## [SET PROBLEM]
Which lines in the records below contain the word "Weekend"? Copy each of them.

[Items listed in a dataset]
** Start **

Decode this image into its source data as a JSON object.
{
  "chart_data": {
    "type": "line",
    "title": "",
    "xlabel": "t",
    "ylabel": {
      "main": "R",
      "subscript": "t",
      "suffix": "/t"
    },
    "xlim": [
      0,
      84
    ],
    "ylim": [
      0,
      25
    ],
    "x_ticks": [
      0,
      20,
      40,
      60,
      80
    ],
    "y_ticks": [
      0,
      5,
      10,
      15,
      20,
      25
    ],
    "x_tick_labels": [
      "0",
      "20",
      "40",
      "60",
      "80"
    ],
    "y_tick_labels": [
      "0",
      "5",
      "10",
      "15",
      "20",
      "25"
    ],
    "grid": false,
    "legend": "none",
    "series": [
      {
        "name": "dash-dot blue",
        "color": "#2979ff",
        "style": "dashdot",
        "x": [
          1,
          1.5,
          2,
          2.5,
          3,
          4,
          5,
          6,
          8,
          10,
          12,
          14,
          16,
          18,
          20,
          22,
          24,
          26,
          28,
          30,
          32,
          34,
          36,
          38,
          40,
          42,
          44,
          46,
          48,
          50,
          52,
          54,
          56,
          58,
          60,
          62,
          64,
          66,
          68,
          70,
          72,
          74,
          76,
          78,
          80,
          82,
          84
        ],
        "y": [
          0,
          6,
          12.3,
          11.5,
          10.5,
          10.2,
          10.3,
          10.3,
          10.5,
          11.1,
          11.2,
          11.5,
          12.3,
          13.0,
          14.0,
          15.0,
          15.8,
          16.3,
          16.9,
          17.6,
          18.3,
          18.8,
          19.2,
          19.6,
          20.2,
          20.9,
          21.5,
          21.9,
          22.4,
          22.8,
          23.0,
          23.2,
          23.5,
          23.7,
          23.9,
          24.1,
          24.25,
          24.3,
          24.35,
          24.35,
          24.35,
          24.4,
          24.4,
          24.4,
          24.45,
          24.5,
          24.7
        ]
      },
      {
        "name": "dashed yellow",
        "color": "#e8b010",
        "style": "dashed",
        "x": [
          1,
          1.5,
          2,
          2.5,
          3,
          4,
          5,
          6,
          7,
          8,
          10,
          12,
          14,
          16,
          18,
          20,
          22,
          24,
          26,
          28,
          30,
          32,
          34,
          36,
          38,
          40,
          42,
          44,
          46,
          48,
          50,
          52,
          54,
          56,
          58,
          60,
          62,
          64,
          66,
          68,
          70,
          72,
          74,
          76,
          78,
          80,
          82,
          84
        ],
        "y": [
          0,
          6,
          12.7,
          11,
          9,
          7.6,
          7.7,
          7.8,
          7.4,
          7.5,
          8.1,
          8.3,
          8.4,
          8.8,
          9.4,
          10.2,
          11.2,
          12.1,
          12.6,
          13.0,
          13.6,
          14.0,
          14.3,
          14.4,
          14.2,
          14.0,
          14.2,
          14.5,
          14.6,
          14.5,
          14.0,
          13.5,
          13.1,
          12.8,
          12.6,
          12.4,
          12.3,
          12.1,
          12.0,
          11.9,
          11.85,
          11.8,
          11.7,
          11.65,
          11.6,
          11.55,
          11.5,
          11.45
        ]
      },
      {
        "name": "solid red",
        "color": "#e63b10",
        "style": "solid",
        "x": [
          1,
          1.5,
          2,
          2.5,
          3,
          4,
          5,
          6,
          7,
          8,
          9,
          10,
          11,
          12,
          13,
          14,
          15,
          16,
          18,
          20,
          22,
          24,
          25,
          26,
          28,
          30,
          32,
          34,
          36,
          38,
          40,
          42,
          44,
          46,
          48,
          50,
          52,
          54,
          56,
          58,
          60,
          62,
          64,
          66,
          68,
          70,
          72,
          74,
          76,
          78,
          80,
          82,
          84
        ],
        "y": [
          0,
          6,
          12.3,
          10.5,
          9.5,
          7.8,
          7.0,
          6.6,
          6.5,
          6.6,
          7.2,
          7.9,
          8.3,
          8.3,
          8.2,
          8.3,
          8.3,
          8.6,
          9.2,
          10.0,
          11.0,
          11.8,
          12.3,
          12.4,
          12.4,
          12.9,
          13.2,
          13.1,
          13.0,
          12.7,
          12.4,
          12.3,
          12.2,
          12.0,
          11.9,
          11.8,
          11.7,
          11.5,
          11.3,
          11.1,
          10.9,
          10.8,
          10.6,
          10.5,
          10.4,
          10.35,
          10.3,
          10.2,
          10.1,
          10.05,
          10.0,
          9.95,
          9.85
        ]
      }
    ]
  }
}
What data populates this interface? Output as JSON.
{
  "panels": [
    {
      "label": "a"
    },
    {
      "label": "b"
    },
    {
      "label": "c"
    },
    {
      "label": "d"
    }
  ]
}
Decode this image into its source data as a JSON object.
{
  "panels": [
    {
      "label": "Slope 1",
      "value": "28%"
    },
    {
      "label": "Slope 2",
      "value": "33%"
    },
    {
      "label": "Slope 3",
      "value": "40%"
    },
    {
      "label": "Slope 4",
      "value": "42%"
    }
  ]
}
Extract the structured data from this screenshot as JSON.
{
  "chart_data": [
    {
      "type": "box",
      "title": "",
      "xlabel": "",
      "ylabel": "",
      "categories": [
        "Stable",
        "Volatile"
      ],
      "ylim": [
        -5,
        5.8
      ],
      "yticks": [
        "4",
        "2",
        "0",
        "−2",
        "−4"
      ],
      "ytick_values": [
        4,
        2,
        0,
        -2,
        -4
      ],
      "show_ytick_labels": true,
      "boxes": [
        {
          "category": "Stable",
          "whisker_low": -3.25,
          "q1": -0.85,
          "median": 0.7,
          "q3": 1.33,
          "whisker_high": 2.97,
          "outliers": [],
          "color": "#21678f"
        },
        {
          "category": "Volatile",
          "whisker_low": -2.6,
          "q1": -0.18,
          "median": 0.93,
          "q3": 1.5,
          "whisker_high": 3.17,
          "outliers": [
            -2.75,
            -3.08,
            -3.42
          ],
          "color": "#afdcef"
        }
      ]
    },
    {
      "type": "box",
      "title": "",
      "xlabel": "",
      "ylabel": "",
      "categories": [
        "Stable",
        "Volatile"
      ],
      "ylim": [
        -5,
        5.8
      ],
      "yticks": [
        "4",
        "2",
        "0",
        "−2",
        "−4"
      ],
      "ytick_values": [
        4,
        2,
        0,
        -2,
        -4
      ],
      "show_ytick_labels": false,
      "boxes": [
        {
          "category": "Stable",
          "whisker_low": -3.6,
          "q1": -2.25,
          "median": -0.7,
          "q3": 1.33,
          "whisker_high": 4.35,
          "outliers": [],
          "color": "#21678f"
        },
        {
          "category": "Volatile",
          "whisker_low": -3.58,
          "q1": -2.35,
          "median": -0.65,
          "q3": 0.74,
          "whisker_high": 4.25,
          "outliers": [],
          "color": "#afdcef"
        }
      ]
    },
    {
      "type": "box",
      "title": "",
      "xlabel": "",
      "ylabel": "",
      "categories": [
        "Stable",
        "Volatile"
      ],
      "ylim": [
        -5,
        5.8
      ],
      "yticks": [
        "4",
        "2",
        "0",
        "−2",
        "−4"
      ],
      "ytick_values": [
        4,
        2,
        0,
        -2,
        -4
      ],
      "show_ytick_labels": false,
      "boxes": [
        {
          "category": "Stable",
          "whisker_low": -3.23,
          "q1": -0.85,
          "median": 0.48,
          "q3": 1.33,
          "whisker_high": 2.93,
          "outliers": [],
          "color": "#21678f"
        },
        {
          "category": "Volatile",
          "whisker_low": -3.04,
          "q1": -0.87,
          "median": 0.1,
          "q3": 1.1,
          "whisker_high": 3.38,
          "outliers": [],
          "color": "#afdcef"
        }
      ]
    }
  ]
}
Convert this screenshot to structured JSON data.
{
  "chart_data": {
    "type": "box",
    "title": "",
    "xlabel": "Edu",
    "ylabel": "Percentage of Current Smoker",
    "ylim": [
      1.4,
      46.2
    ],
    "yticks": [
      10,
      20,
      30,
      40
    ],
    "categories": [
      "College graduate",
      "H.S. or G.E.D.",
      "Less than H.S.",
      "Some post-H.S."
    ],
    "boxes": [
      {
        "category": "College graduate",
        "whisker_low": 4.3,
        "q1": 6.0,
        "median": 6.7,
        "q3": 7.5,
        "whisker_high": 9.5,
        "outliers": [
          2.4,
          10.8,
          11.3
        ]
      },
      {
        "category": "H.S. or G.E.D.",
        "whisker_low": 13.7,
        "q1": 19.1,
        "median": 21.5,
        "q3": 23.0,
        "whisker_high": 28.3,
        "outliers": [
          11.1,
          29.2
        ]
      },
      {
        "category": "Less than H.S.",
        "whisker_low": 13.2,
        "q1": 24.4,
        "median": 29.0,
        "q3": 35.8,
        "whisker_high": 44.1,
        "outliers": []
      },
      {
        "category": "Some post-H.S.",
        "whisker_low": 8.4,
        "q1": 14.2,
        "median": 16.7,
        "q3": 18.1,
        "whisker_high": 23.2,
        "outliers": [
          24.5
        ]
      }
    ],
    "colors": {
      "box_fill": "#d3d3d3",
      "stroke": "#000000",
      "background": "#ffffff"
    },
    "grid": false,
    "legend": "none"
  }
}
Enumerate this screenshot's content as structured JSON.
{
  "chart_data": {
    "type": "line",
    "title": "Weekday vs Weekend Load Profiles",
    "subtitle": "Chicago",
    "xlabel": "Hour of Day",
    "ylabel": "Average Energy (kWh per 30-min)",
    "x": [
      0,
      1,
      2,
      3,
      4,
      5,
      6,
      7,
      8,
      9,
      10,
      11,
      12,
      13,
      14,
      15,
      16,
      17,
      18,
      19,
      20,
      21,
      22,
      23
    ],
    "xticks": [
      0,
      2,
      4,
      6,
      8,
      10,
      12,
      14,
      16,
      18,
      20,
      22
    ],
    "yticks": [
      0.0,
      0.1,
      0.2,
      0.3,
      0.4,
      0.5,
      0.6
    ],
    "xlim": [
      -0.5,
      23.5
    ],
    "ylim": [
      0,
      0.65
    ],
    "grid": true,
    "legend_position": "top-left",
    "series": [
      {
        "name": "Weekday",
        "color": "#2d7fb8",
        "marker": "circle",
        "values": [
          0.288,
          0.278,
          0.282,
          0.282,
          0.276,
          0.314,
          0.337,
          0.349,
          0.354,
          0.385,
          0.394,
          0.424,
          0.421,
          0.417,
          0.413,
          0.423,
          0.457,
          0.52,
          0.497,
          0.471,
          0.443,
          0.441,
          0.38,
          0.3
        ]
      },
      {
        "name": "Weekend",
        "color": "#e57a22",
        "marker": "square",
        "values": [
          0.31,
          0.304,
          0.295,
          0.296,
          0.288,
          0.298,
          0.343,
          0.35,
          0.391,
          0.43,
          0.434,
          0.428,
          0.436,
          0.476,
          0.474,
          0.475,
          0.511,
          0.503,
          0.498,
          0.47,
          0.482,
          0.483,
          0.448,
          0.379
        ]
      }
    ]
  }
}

** End **

## [ANSWER TO THE PROBLEM]
    "title": "Weekday vs Weekend Load Profiles",
        "name": "Weekend",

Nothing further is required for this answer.